----- GIVEN DATA

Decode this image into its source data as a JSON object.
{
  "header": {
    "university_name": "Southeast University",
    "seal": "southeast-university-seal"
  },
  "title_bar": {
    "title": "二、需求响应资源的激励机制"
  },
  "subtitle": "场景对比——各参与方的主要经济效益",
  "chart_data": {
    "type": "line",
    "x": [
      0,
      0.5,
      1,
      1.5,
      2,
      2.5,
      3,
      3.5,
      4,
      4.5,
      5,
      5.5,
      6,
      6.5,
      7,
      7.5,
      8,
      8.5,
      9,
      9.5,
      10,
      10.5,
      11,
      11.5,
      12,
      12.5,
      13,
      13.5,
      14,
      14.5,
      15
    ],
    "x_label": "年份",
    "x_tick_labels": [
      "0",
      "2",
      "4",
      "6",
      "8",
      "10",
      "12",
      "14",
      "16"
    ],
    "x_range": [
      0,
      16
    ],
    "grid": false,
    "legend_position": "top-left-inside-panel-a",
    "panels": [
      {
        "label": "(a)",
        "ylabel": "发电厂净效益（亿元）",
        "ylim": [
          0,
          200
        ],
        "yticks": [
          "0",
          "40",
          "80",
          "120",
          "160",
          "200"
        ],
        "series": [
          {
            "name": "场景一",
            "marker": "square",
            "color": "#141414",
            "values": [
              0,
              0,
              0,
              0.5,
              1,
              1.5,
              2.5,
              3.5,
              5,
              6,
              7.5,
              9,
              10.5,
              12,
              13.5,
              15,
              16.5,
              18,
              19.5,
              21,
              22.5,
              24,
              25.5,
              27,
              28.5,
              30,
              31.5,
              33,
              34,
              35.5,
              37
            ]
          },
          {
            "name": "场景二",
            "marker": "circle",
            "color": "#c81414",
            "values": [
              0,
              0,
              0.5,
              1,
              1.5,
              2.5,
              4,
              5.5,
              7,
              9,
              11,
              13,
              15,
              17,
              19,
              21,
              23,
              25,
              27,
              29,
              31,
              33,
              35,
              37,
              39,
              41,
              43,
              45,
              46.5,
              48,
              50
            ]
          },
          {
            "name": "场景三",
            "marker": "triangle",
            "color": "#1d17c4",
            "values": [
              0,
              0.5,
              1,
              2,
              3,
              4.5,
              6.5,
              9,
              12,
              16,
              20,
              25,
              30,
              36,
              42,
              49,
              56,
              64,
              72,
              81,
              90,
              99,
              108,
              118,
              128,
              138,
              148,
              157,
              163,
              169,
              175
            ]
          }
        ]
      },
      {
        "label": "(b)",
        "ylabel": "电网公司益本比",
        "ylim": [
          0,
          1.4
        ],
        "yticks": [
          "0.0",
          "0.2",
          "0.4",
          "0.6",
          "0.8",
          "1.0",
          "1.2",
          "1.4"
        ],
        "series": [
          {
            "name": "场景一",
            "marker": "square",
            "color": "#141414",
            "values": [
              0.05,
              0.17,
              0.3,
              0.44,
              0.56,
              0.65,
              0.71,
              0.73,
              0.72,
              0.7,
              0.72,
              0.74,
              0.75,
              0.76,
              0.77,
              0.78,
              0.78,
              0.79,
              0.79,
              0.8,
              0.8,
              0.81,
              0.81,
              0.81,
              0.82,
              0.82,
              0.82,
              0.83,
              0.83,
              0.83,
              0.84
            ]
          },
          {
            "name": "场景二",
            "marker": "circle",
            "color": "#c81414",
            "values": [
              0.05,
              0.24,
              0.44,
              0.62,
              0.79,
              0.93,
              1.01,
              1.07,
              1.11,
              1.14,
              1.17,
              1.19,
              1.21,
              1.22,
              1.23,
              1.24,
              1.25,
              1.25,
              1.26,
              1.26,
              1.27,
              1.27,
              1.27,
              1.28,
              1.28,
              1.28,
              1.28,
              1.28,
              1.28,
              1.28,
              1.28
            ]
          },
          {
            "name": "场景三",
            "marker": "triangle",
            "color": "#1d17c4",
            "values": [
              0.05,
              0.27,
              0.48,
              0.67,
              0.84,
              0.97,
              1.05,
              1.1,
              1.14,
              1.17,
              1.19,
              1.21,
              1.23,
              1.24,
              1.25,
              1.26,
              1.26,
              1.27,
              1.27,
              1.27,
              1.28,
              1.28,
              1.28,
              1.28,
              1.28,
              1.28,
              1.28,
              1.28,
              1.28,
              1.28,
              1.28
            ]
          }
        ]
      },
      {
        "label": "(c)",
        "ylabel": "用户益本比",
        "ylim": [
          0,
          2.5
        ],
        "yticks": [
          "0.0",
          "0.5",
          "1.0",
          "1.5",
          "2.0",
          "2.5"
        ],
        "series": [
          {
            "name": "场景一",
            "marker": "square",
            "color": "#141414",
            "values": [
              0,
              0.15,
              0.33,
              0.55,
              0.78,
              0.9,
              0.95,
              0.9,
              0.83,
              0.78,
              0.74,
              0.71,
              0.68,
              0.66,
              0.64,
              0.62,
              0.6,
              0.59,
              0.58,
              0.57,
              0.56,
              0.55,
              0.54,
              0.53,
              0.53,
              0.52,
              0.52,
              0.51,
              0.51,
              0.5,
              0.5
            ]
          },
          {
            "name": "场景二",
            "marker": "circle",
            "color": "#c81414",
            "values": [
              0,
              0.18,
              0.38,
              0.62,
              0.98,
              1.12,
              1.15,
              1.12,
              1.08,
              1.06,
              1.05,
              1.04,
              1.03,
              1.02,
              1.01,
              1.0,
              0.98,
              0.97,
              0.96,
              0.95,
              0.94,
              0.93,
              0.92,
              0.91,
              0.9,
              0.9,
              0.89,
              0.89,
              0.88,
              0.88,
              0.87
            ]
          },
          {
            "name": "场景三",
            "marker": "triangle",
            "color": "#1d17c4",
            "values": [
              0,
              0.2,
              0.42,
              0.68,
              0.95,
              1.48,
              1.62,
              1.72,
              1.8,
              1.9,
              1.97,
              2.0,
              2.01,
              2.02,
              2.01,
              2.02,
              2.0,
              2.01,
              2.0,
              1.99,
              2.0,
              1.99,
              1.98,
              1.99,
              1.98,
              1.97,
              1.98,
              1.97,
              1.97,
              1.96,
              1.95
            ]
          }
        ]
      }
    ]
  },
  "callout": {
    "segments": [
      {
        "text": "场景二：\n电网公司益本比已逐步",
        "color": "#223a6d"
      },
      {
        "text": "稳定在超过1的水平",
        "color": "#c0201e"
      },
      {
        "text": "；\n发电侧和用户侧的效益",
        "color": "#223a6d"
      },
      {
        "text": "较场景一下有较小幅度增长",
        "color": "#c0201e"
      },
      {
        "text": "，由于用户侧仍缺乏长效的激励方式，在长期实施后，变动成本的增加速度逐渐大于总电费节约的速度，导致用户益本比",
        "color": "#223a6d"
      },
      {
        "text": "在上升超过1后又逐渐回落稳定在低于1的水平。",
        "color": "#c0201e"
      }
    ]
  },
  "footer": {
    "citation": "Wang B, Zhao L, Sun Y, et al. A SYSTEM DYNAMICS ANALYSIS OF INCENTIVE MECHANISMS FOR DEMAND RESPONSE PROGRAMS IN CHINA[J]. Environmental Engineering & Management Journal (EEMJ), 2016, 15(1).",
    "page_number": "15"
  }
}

----------

== BRIEF ==
Would you copy out each line exactly as written?

== COMPLETED EXERCISE ==
Decode this image into its source data as a JSON object.
{
  "header": {
    "university_name": "Southeast University",
    "seal": "southeast-university-seal"
  },
  "title_bar": {
    "title": "二、需求响应资源的激励机制"
  },
  "subtitle": "场景对比——各参与方的主要经济效益",
  "chart_data": {
    "type": "line",
    "x": [
      0,
      0.5,
      1,
      1.5,
      2,
      2.5,
      3,
      3.5,
      4,
      4.5,
      5,
      5.5,
      6,
      6.5,
      7,
      7.5,
      8,
      8.5,
      9,
      9.5,
      10,
      10.5,
      11,
      11.5,
      12,
      12.5,
      13,
      13.5,
      14,
      14.5,
      15
    ],
    "x_label": "年份",
    "x_tick_labels": [
      "0",
      "2",
      "4",
      "6",
      "8",
      "10",
      "12",
      "14",
      "16"
    ],
    "x_range": [
      0,
      16
    ],
    "grid": false,
    "legend_position": "top-left-inside-panel-a",
    "panels": [
      {
        "label": "(a)",
        "ylabel": "发电厂净效益（亿元）",
        "ylim": [
          0,
          200
        ],
        "yticks": [
          "0",
          "40",
          "80",
          "120",
          "160",
          "200"
        ],
        "series": [
          {
            "name": "场景一",
            "marker": "square",
            "color": "#141414",
            "values": [
              0,
              0,
              0,
              0.5,
              1,
              1.5,
              2.5,
              3.5,
              5,
              6,
              7.5,
              9,
              10.5,
              12,
              13.5,
              15,
              16.5,
              18,
              19.5,
              21,
              22.5,
              24,
              25.5,
              27,
              28.5,
              30,
              31.5,
              33,
              34,
              35.5,
              37
            ]
          },
          {
            "name": "场景二",
            "marker": "circle",
            "color": "#c81414",
            "values": [
              0,
              0,
              0.5,
              1,
              1.5,
              2.5,
              4,
              5.5,
              7,
              9,
              11,
              13,
              15,
              17,
              19,
              21,
              23,
              25,
              27,
              29,
              31,
              33,
              35,
              37,
              39,
              41,
              43,
              45,
              46.5,
              48,
              50
            ]
          },
          {
            "name": "场景三",
            "marker": "triangle",
            "color": "#1d17c4",
            "values": [
              0,
              0.5,
              1,
              2,
              3,
              4.5,
              6.5,
              9,
              12,
              16,
              20,
              25,
              30,
              36,
              42,
              49,
              56,
              64,
              72,
              81,
              90,
              99,
              108,
              118,
              128,
              138,
              148,
              157,
              163,
              169,
              175
            ]
          }
        ]
      },
      {
        "label": "(b)",
        "ylabel": "电网公司益本比",
        "ylim": [
          0,
          1.4
        ],
        "yticks": [
          "0.0",
          "0.2",
          "0.4",
          "0.6",
          "0.8",
          "1.0",
          "1.2",
          "1.4"
        ],
        "series": [
          {
            "name": "场景一",
            "marker": "square",
            "color": "#141414",
            "values": [
              0.05,
              0.17,
              0.3,
              0.44,
              0.56,
              0.65,
              0.71,
              0.73,
              0.72,
              0.7,
              0.72,
              0.74,
              0.75,
              0.76,
              0.77,
              0.78,
              0.78,
              0.79,
              0.79,
              0.8,
              0.8,
              0.81,
              0.81,
              0.81,
              0.82,
              0.82,
              0.82,
              0.83,
              0.83,
              0.83,
              0.84
            ]
          },
          {
            "name": "场景二",
            "marker": "circle",
            "color": "#c81414",
            "values": [
              0.05,
              0.24,
              0.44,
              0.62,
              0.79,
              0.93,
              1.01,
              1.07,
              1.11,
              1.14,
              1.17,
              1.19,
              1.21,
              1.22,
              1.23,
              1.24,
              1.25,
              1.25,
              1.26,
              1.26,
              1.27,
              1.27,
              1.27,
              1.28,
              1.28,
              1.28,
              1.28,
              1.28,
              1.28,
              1.28,
              1.28
            ]
          },
          {
            "name": "场景三",
            "marker": "triangle",
            "color": "#1d17c4",
            "values": [
              0.05,
              0.27,
              0.48,
              0.67,
              0.84,
              0.97,
              1.05,
              1.1,
              1.14,
              1.17,
              1.19,
              1.21,
              1.23,
              1.24,
              1.25,
              1.26,
              1.26,
              1.27,
              1.27,
              1.27,
              1.28,
              1.28,
              1.28,
              1.28,
              1.28,
              1.28,
              1.28,
              1.28,
              1.28,
              1.28,
              1.28
            ]
          }
        ]
      },
      {
        "label": "(c)",
        "ylabel": "用户益本比",
        "ylim": [
          0,
          2.5
        ],
        "yticks": [
          "0.0",
          "0.5",
          "1.0",
          "1.5",
          "2.0",
          "2.5"
        ],
        "series": [
          {
            "name": "场景一",
            "marker": "square",
            "color": "#141414",
            "values": [
              0,
              0.15,
              0.33,
              0.55,
              0.78,
              0.9,
              0.95,
              0.9,
              0.83,
              0.78,
              0.74,
              0.71,
              0.68,
              0.66,
              0.64,
              0.62,
              0.6,
              0.59,
              0.58,
              0.57,
              0.56,
              0.55,
              0.54,
              0.53,
              0.53,
              0.52,
              0.52,
              0.51,
              0.51,
              0.5,
              0.5
            ]
          },
          {
            "name": "场景二",
            "marker": "circle",
            "color": "#c81414",
            "values": [
              0,
              0.18,
              0.38,
              0.62,
              0.98,
              1.12,
              1.15,
              1.12,
              1.08,
              1.06,
              1.05,
              1.04,
              1.03,
              1.02,
              1.01,
              1.0,
              0.98,
              0.97,
              0.96,
              0.95,
              0.94,
              0.93,
              0.92,
              0.91,
              0.9,
              0.9,
              0.89,
              0.89,
              0.88,
              0.88,
              0.87
            ]
          },
          {
            "name": "场景三",
            "marker": "triangle",
            "color": "#1d17c4",
            "values": [
              0,
              0.2,
              0.42,
              0.68,
              0.95,
              1.48,
              1.62,
              1.72,
              1.8,
              1.9,
              1.97,
              2.0,
              2.01,
              2.02,
              2.01,
              2.02,
              2.0,
              2.01,
              2.0,
              1.99,
              2.0,
              1.99,
              1.98,
              1.99,
              1.98,
              1.97,
              1.98,
              1.97,
              1.97,
              1.96,
              1.95
            ]
          }
        ]
      }
    ]
  },
  "callout": {
    "segments": [
      {
        "text": "场景二：\n电网公司益本比已逐步",
        "color": "#223a6d"
      },
      {
        "text": "稳定在超过1的水平",
        "color": "#c0201e"
      },
      {
        "text": "；\n发电侧和用户侧的效益",
        "color": "#223a6d"
      },
      {
        "text": "较场景一下有较小幅度增长",
        "color": "#c0201e"
      },
      {
        "text": "，由于用户侧仍缺乏长效的激励方式，在长期实施后，变动成本的增加速度逐渐大于总电费节约的速度，导致用户益本比",
        "color": "#223a6d"
      },
      {
        "text": "在上升超过1后又逐渐回落稳定在低于1的水平。",
        "color": "#c0201e"
      }
    ]
  },
  "footer": {
    "citation": "Wang B, Zhao L, Sun Y, et al. A SYSTEM DYNAMICS ANALYSIS OF INCENTIVE MECHANISMS FOR DEMAND RESPONSE PROGRAMS IN CHINA[J]. Environmental Engineering & Management Journal (EEMJ), 2016, 15(1).",
    "page_number": "15"
  }
}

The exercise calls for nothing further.